[BEGIN Supplied material]

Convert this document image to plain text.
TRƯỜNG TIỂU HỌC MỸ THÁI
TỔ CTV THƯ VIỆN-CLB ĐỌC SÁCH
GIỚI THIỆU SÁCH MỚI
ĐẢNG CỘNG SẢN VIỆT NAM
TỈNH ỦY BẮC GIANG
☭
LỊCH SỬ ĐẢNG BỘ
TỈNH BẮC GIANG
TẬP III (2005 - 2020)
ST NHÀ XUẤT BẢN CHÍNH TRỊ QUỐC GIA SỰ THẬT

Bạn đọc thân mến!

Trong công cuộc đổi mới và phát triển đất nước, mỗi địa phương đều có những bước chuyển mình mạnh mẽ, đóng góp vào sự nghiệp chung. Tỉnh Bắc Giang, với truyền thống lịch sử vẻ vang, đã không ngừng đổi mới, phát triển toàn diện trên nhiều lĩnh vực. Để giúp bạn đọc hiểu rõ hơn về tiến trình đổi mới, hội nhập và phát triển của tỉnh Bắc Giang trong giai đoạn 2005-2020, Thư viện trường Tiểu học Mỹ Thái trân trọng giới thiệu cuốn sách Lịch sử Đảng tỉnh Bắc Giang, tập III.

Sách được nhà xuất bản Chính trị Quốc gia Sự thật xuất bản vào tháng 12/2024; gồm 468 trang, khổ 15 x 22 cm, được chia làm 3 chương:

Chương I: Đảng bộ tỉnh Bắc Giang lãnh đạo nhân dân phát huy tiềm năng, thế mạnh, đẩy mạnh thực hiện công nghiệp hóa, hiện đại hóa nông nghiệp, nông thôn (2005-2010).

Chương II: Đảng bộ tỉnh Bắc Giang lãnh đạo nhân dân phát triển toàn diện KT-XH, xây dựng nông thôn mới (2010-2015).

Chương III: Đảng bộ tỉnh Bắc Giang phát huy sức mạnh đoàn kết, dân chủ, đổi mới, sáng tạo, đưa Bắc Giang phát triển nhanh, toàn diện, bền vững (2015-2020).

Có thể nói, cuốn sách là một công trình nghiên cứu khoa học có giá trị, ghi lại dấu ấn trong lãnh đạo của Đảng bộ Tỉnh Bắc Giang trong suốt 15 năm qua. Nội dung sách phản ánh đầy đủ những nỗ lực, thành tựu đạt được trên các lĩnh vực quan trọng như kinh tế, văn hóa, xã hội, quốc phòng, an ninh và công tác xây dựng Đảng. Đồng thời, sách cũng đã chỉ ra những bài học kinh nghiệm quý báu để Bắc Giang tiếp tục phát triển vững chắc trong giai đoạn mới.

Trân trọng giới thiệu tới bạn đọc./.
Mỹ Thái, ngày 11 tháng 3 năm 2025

[END Supplied material]
[BEGIN Supplied material]

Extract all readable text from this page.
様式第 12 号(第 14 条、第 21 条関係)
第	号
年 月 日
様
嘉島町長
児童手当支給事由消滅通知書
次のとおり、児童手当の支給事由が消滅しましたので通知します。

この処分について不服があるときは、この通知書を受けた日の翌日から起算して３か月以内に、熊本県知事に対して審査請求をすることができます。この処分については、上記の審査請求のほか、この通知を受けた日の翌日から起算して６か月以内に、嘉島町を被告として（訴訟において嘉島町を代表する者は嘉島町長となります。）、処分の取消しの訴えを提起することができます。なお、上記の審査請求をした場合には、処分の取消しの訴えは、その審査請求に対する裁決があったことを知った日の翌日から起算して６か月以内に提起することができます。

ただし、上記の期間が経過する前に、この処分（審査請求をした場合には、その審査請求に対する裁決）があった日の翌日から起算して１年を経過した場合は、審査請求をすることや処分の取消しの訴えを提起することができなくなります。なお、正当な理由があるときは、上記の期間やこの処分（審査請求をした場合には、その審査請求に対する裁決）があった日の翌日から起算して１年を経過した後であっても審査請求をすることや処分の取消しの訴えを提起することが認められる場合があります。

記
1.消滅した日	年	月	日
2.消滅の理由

[END Supplied material]

From the entries, copy out each line containing the word "nông".

• [Result for this exercise]:
Chương I: Đảng bộ tỉnh Bắc Giang lãnh đạo nhân dân phát huy tiềm năng, thế mạnh, đẩy mạnh thực hiện công nghiệp hóa, hiện đại hóa nông nghiệp, nông thôn (2005-2010).
Chương II: Đảng bộ tỉnh Bắc Giang lãnh đạo nhân dân phát triển toàn diện KT-XH, xây dựng nông thôn mới (2010-2015).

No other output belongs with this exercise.